---- EXCERPTED RECORDS

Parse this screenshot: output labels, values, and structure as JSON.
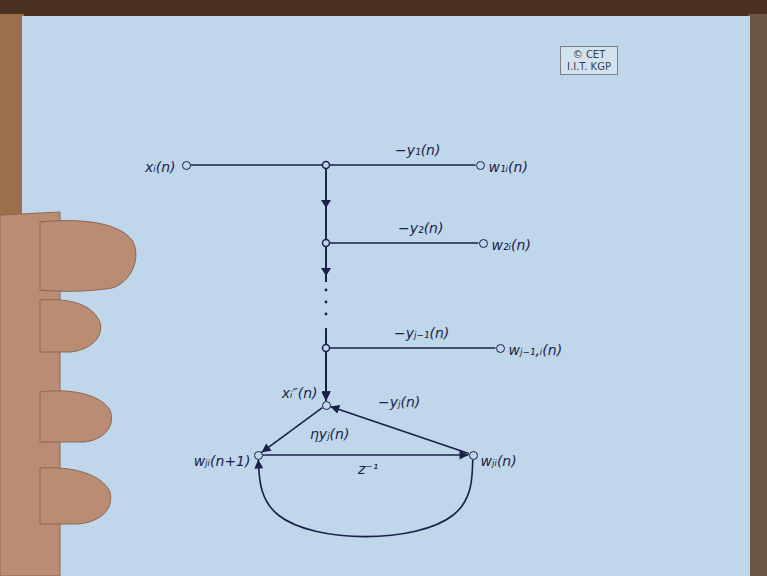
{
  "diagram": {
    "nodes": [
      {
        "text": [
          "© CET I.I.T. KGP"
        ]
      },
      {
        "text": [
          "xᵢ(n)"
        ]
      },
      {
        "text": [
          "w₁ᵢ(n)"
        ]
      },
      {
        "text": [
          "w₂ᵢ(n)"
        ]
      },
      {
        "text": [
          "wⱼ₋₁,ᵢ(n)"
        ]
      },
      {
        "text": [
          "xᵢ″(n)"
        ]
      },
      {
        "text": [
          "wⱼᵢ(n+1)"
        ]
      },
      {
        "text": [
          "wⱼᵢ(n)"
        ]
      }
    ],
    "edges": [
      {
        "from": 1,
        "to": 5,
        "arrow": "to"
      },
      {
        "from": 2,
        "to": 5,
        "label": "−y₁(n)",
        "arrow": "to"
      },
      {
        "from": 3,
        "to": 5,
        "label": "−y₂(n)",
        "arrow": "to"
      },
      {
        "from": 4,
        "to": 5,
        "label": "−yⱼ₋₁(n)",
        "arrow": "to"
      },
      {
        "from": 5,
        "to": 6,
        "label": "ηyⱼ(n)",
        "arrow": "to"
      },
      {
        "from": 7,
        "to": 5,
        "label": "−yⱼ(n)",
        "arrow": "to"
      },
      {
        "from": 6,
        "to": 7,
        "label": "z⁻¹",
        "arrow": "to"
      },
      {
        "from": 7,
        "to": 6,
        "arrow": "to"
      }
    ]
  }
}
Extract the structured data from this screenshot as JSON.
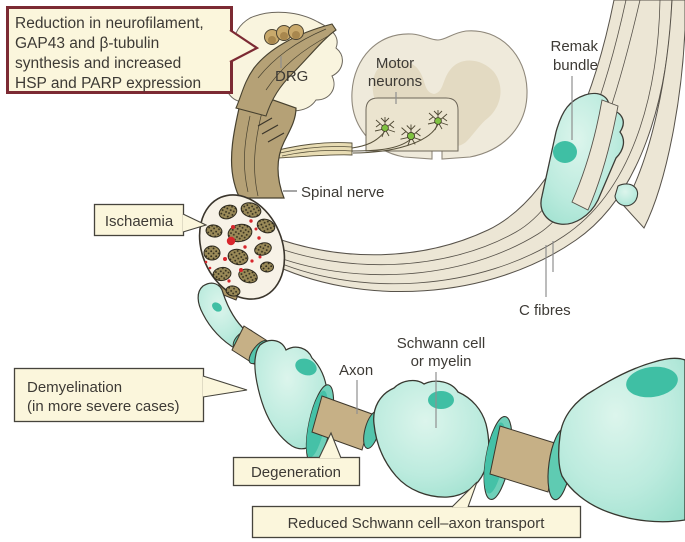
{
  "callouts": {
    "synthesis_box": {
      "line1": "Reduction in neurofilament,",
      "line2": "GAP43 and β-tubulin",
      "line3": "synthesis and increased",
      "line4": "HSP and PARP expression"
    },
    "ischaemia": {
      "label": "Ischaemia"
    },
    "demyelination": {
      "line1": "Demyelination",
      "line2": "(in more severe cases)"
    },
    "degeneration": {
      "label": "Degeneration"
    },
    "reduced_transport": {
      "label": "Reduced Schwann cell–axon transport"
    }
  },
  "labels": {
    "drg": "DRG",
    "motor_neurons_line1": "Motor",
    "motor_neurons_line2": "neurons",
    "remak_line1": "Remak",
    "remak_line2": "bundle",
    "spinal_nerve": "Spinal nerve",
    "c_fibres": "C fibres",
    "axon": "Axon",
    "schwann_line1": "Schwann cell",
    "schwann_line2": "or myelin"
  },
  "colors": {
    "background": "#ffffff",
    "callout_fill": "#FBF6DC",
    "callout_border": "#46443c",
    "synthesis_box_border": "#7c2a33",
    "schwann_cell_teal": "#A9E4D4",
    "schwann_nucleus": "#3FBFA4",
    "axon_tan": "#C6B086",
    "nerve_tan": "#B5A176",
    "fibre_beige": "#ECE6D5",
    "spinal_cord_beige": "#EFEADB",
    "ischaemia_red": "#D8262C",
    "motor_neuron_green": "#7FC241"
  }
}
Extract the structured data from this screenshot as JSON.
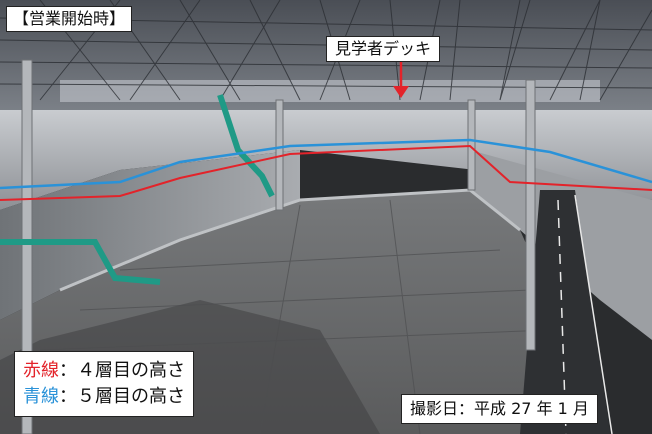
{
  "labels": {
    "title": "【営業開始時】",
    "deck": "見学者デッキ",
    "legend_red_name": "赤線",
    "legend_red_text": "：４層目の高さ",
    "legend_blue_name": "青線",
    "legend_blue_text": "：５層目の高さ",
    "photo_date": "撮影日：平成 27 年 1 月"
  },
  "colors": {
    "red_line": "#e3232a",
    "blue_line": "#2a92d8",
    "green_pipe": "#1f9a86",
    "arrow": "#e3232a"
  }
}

--------

■ **DIRECTIVE**
Write out the full listing verbatim, excluding its pictures.

■ **OUTPUT**
Parse this screenshot: output labels, values, and structure as JSON.
{
  "diagram": {
    "nodes": [
      {
        "text": [
          "© CET I.I.T. KGP"
        ]
      },
      {
        "text": [
          "xᵢ(n)"
        ]
      },
      {
        "text": [
          "w₁ᵢ(n)"
        ]
      },
      {
        "text": [
          "w₂ᵢ(n)"
        ]
      },
      {
        "text": [
          "wⱼ₋₁,ᵢ(n)"
        ]
      },
      {
        "text": [
          "xᵢ″(n)"
        ]
      },
      {
        "text": [
          "wⱼᵢ(n+1)"
        ]
      },
      {
        "text": [
          "wⱼᵢ(n)"
        ]
      }
    ],
    "edges": [
      {
        "from": 1,
        "to": 5,
        "arrow": "to"
      },
      {
        "from": 2,
        "to": 5,
        "label": "−y₁(n)",
        "arrow": "to"
      },
      {
        "from": 3,
        "to": 5,
        "label": "−y₂(n)",
        "arrow": "to"
      },
      {
        "from": 4,
        "to": 5,
        "label": "−yⱼ₋₁(n)",
        "arrow": "to"
      },
      {
        "from": 5,
        "to": 6,
        "label": "ηyⱼ(n)",
        "arrow": "to"
      },
      {
        "from": 7,
        "to": 5,
        "label": "−yⱼ(n)",
        "arrow": "to"
      },
      {
        "from": 6,
        "to": 7,
        "label": "z⁻¹",
        "arrow": "to"
      },
      {
        "from": 7,
        "to": 6,
        "arrow": "to"
      }
    ]
  }
}
Extract the structured data from this screenshot as JSON.
{
  "callouts": {
    "synthesis_box": {
      "line1": "Reduction in neurofilament,",
      "line2": "GAP43 and β-tubulin",
      "line3": "synthesis and increased",
      "line4": "HSP and PARP expression"
    },
    "ischaemia": {
      "label": "Ischaemia"
    },
    "demyelination": {
      "line1": "Demyelination",
      "line2": "(in more severe cases)"
    },
    "degeneration": {
      "label": "Degeneration"
    },
    "reduced_transport": {
      "label": "Reduced Schwann cell–axon transport"
    }
  },
  "labels": {
    "drg": "DRG",
    "motor_neurons_line1": "Motor",
    "motor_neurons_line2": "neurons",
    "remak_line1": "Remak",
    "remak_line2": "bundle",
    "spinal_nerve": "Spinal nerve",
    "c_fibres": "C fibres",
    "axon": "Axon",
    "schwann_line1": "Schwann cell",
    "schwann_line2": "or myelin"
  },
  "colors": {
    "background": "#ffffff",
    "callout_fill": "#FBF6DC",
    "callout_border": "#46443c",
    "synthesis_box_border": "#7c2a33",
    "schwann_cell_teal": "#A9E4D4",
    "schwann_nucleus": "#3FBFA4",
    "axon_tan": "#C6B086",
    "nerve_tan": "#B5A176",
    "fibre_beige": "#ECE6D5",
    "spinal_cord_beige": "#EFEADB",
    "ischaemia_red": "#D8262C",
    "motor_neuron_green": "#7FC241"
  }
}
Extract the structured data from this screenshot as JSON.
{
  "labels": {
    "title": "【営業開始時】",
    "deck": "見学者デッキ",
    "legend_red_name": "赤線",
    "legend_red_text": "：４層目の高さ",
    "legend_blue_name": "青線",
    "legend_blue_text": "：５層目の高さ",
    "photo_date": "撮影日：平成 27 年 1 月"
  },
  "colors": {
    "red_line": "#e3232a",
    "blue_line": "#2a92d8",
    "green_pipe": "#1f9a86",
    "arrow": "#e3232a"
  }
}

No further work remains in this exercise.